▶ **Excerpted records**:
* * *
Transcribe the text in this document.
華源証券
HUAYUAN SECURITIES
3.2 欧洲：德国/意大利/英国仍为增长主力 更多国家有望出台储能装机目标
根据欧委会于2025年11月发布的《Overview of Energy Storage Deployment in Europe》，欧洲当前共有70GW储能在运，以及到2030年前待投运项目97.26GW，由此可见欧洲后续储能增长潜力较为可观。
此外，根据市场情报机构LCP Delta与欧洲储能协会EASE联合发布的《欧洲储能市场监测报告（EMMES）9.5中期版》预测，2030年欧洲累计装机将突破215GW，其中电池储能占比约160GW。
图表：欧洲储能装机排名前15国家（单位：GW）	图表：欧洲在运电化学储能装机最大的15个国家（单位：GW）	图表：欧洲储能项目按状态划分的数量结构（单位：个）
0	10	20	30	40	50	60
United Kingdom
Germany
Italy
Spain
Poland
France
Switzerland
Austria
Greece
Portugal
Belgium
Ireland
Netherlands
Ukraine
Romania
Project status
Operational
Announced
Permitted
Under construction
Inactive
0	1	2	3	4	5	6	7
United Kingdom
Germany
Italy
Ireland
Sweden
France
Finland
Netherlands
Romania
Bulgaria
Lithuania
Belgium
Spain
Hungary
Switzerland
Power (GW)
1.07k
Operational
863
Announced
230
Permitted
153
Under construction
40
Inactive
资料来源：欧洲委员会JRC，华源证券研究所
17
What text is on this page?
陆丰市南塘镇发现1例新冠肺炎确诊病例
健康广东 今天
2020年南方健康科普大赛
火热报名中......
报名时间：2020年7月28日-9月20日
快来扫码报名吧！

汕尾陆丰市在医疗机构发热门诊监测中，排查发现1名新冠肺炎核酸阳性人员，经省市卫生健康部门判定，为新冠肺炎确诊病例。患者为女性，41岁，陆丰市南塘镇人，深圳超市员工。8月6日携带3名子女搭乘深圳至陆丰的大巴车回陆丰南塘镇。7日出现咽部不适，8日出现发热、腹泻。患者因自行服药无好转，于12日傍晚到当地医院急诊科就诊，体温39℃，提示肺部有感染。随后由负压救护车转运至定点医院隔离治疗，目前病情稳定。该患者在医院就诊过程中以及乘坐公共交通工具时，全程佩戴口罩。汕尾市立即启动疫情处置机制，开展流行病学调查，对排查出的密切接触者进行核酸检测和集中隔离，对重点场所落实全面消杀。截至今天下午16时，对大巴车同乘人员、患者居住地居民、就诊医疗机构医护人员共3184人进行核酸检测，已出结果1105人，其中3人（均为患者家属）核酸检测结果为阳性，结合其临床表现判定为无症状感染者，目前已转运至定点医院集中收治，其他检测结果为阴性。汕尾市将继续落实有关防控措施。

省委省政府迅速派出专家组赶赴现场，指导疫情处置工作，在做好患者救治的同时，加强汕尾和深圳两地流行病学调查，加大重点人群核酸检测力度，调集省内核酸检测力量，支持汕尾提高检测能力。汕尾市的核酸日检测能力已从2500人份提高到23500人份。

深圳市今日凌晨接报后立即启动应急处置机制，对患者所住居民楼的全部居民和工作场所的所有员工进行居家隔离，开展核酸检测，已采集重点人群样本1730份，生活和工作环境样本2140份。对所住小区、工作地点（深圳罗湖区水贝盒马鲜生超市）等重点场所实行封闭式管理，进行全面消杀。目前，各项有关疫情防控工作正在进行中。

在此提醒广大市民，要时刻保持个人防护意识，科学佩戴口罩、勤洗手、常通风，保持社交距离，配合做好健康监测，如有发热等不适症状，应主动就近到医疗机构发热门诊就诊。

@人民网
* * *
▶ **Task objective**:
Send back exactly the lines from the line with "What text is on this page?" through the end of the records.

▶ **Completed exercise**:
What text is on this page?
陆丰市南塘镇发现1例新冠肺炎确诊病例
健康广东 今天
2020年南方健康科普大赛
火热报名中......
报名时间：2020年7月28日-9月20日
快来扫码报名吧！

汕尾陆丰市在医疗机构发热门诊监测中，排查发现1名新冠肺炎核酸阳性人员，经省市卫生健康部门判定，为新冠肺炎确诊病例。患者为女性，41岁，陆丰市南塘镇人，深圳超市员工。8月6日携带3名子女搭乘深圳至陆丰的大巴车回陆丰南塘镇。7日出现咽部不适，8日出现发热、腹泻。患者因自行服药无好转，于12日傍晚到当地医院急诊科就诊，体温39℃，提示肺部有感染。随后由负压救护车转运至定点医院隔离治疗，目前病情稳定。该患者在医院就诊过程中以及乘坐公共交通工具时，全程佩戴口罩。汕尾市立即启动疫情处置机制，开展流行病学调查，对排查出的密切接触者进行核酸检测和集中隔离，对重点场所落实全面消杀。截至今天下午16时，对大巴车同乘人员、患者居住地居民、就诊医疗机构医护人员共3184人进行核酸检测，已出结果1105人，其中3人（均为患者家属）核酸检测结果为阳性，结合其临床表现判定为无症状感染者，目前已转运至定点医院集中收治，其他检测结果为阴性。汕尾市将继续落实有关防控措施。

省委省政府迅速派出专家组赶赴现场，指导疫情处置工作，在做好患者救治的同时，加强汕尾和深圳两地流行病学调查，加大重点人群核酸检测力度，调集省内核酸检测力量，支持汕尾提高检测能力。汕尾市的核酸日检测能力已从2500人份提高到23500人份。

深圳市今日凌晨接报后立即启动应急处置机制，对患者所住居民楼的全部居民和工作场所的所有员工进行居家隔离，开展核酸检测，已采集重点人群样本1730份，生活和工作环境样本2140份。对所住小区、工作地点（深圳罗湖区水贝盒马鲜生超市）等重点场所实行封闭式管理，进行全面消杀。目前，各项有关疫情防控工作正在进行中。

在此提醒广大市民，要时刻保持个人防护意识，科学佩戴口罩、勤洗手、常通风，保持社交距离，配合做好健康监测，如有发热等不适症状，应主动就近到医疗机构发热门诊就诊。

@人民网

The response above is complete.